* Recorded data *
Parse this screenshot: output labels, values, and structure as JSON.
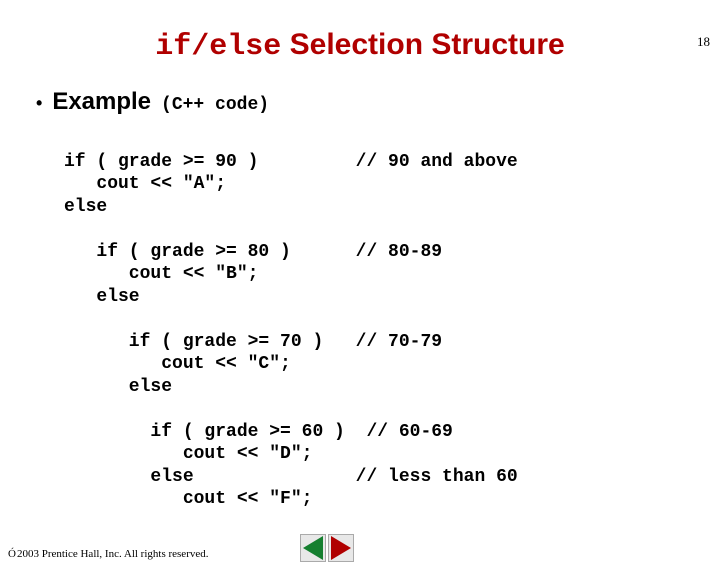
{
  "page_number": "18",
  "title": {
    "mono": "if/else",
    "rest": " Selection Structure"
  },
  "bullet": {
    "text": "Example",
    "sub": "(C++ code)"
  },
  "code": {
    "l1": "if ( grade >= 90 )         // 90 and above",
    "l2": "   cout << \"A\";",
    "l3": "else",
    "l4": "",
    "l5": "   if ( grade >= 80 )      // 80-89",
    "l6": "      cout << \"B\";",
    "l7": "   else",
    "l8": "",
    "l9": "      if ( grade >= 70 )   // 70-79",
    "l10": "         cout << \"C\";",
    "l11": "      else",
    "l12": "",
    "l13": "        if ( grade >= 60 )  // 60-69",
    "l14": "           cout << \"D\";",
    "l15": "        else               // less than 60",
    "l16": "           cout << \"F\";"
  },
  "footer": {
    "copyright": " 2003 Prentice Hall, Inc. All rights reserved.",
    "copy_symbol": "Ó"
  },
  "nav": {
    "prev": "previous-slide",
    "next": "next-slide"
  }
}
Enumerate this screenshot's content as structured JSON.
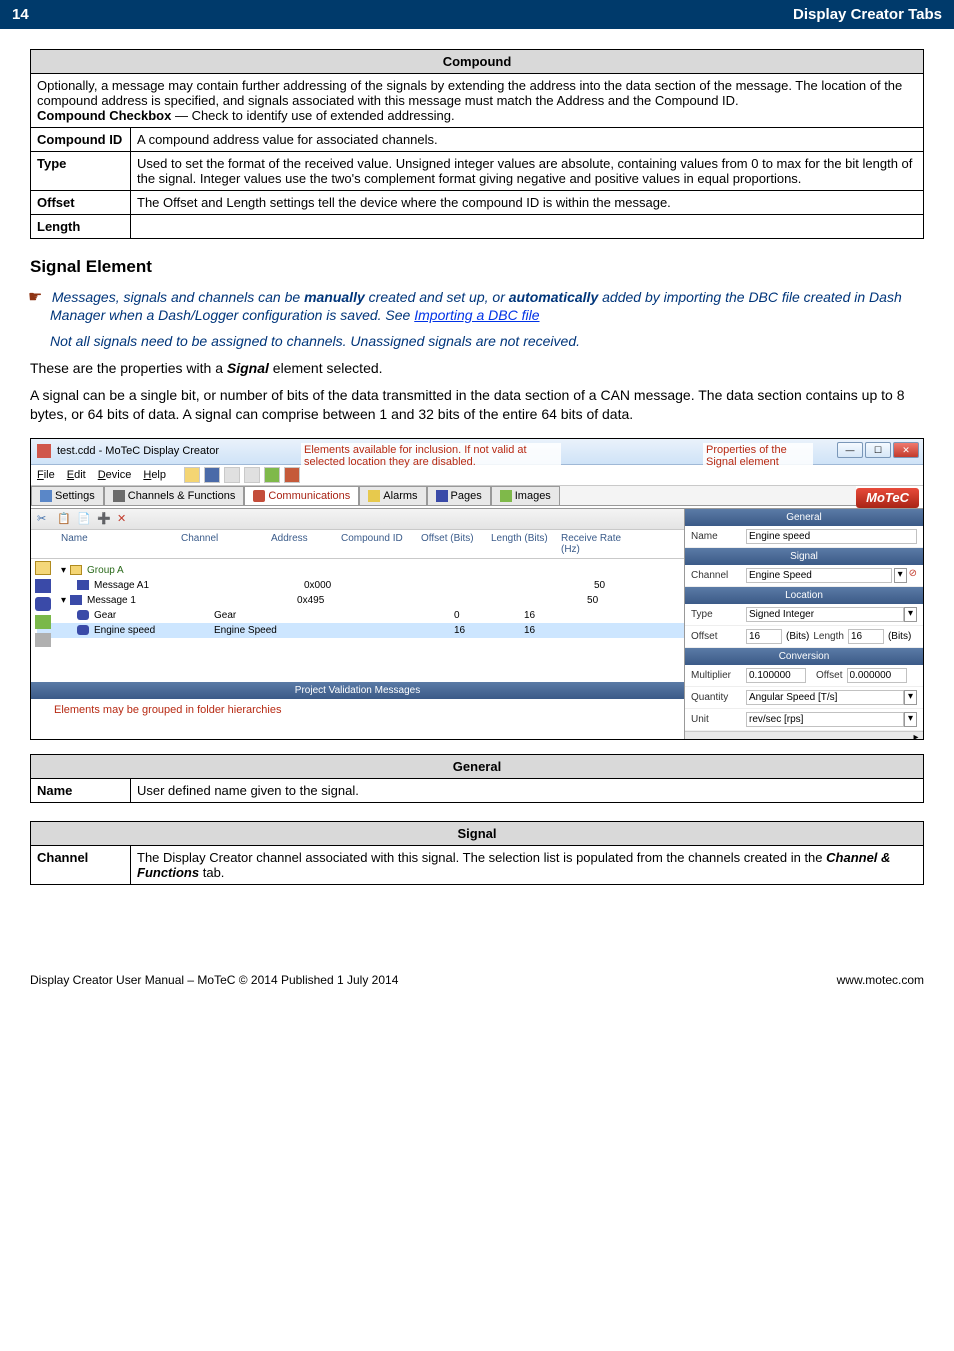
{
  "header": {
    "page_num": "14",
    "title": "Display Creator Tabs"
  },
  "compound_table": {
    "title": "Compound",
    "intro": "Optionally, a message may contain further addressing of the signals by extending the address into the data section of the message. The location of the compound address is specified, and signals associated with this message must match the Address and the Compound ID.",
    "checkbox_label": "Compound Checkbox",
    "checkbox_text": " — Check to identify use of extended addressing.",
    "rows": [
      {
        "label": "Compound ID",
        "text": "A compound address value for associated channels."
      },
      {
        "label": "Type",
        "text": "Used to set the format of the received value. Unsigned integer values are absolute, containing values from 0 to max for the bit length of the signal. Integer values use the two's complement format giving negative and positive values in equal proportions."
      },
      {
        "label": "Offset",
        "text": "The Offset and Length settings tell the device where the compound ID is within the message."
      },
      {
        "label": "Length",
        "text": ""
      }
    ]
  },
  "signal_element": {
    "heading": "Signal Element",
    "note1_pre": "Messages, signals and channels can be ",
    "note1_b1": "manually",
    "note1_mid": " created and set up, or ",
    "note1_b2": "automatically",
    "note1_post": " added by importing the DBC file created in Dash Manager when a Dash/Logger configuration is saved. See ",
    "note1_link": "Importing a DBC file",
    "note2": "Not all signals need to be assigned to channels. Unassigned signals are not received.",
    "para1_pre": "These are the properties with a ",
    "para1_bold": "Signal",
    "para1_post": " element selected.",
    "para2": "A signal can be a single bit, or number of bits of the data transmitted in the data section of a CAN message. The data section contains up to 8 bytes, or 64 bits of data. A signal can comprise between 1 and 32 bits of the entire 64 bits of data."
  },
  "screenshot": {
    "window_title": "test.cdd - MoTeC Display Creator",
    "menu": {
      "file": "File",
      "edit": "Edit",
      "device": "Device",
      "help": "Help"
    },
    "tabs": {
      "settings": "Settings",
      "channels": "Channels & Functions",
      "comms": "Communications",
      "alarms": "Alarms",
      "pages": "Pages",
      "images": "Images"
    },
    "logo": "MoTeC",
    "callout_elements": "Elements available for inclusion. If not valid at selected location they are disabled.",
    "callout_props": "Properties of the Signal element",
    "callout_grouped": "Elements may be grouped in folder hierarchies",
    "grid_headers": {
      "name": "Name",
      "channel": "Channel",
      "address": "Address",
      "cid": "Compound ID",
      "offset": "Offset (Bits)",
      "length": "Length (Bits)",
      "rate": "Receive Rate (Hz)"
    },
    "tree": {
      "group": "Group A",
      "msgA1": {
        "name": "Message A1",
        "addr": "0x000",
        "rate": "50"
      },
      "msg1": {
        "name": "Message 1",
        "addr": "0x495",
        "rate": "50"
      },
      "gear": {
        "name": "Gear",
        "channel": "Gear",
        "offset": "0",
        "length": "16"
      },
      "engspd": {
        "name": "Engine speed",
        "channel": "Engine Speed",
        "offset": "16",
        "length": "16"
      }
    },
    "footer_label": "Project Validation Messages",
    "props": {
      "general": "General",
      "name_label": "Name",
      "name_val": "Engine speed",
      "signal": "Signal",
      "channel_label": "Channel",
      "channel_val": "Engine Speed",
      "location": "Location",
      "type_label": "Type",
      "type_val": "Signed Integer",
      "offset_label": "Offset",
      "offset_val": "16",
      "bits": "(Bits)",
      "length_label": "Length",
      "length_val": "16",
      "conversion": "Conversion",
      "mult_label": "Multiplier",
      "mult_val": "0.100000",
      "offs2_label": "Offset",
      "offs2_val": "0.000000",
      "qty_label": "Quantity",
      "qty_val": "Angular Speed [T/s]",
      "unit_label": "Unit",
      "unit_val": "rev/sec [rps]"
    }
  },
  "general_table": {
    "title": "General",
    "label": "Name",
    "text": "User defined name given to the signal."
  },
  "signal_table": {
    "title": "Signal",
    "label": "Channel",
    "text_pre": "The Display Creator channel associated with this signal. The selection list is populated from the channels created in the ",
    "text_bold": "Channel & Functions",
    "text_post": " tab."
  },
  "footer": {
    "left": "Display Creator User Manual – MoTeC © 2014 Published 1 July 2014",
    "right": "www.motec.com"
  }
}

* Exercise directions *
Go through the entries above and copy every line containing "this".

* Full solution *
Parse this screenshot: output labels, values, and structure as JSON.
Enumerate this screenshot's content as structured JSON.
    "intro": "Optionally, a message may contain further addressing of the signals by extending the address into the data section of the message. The location of the compound address is specified, and signals associated with this message must match the Address and the Compound ID.",
    "text_pre": "The Display Creator channel associated with this signal. The selection list is populated from the channels created in the ",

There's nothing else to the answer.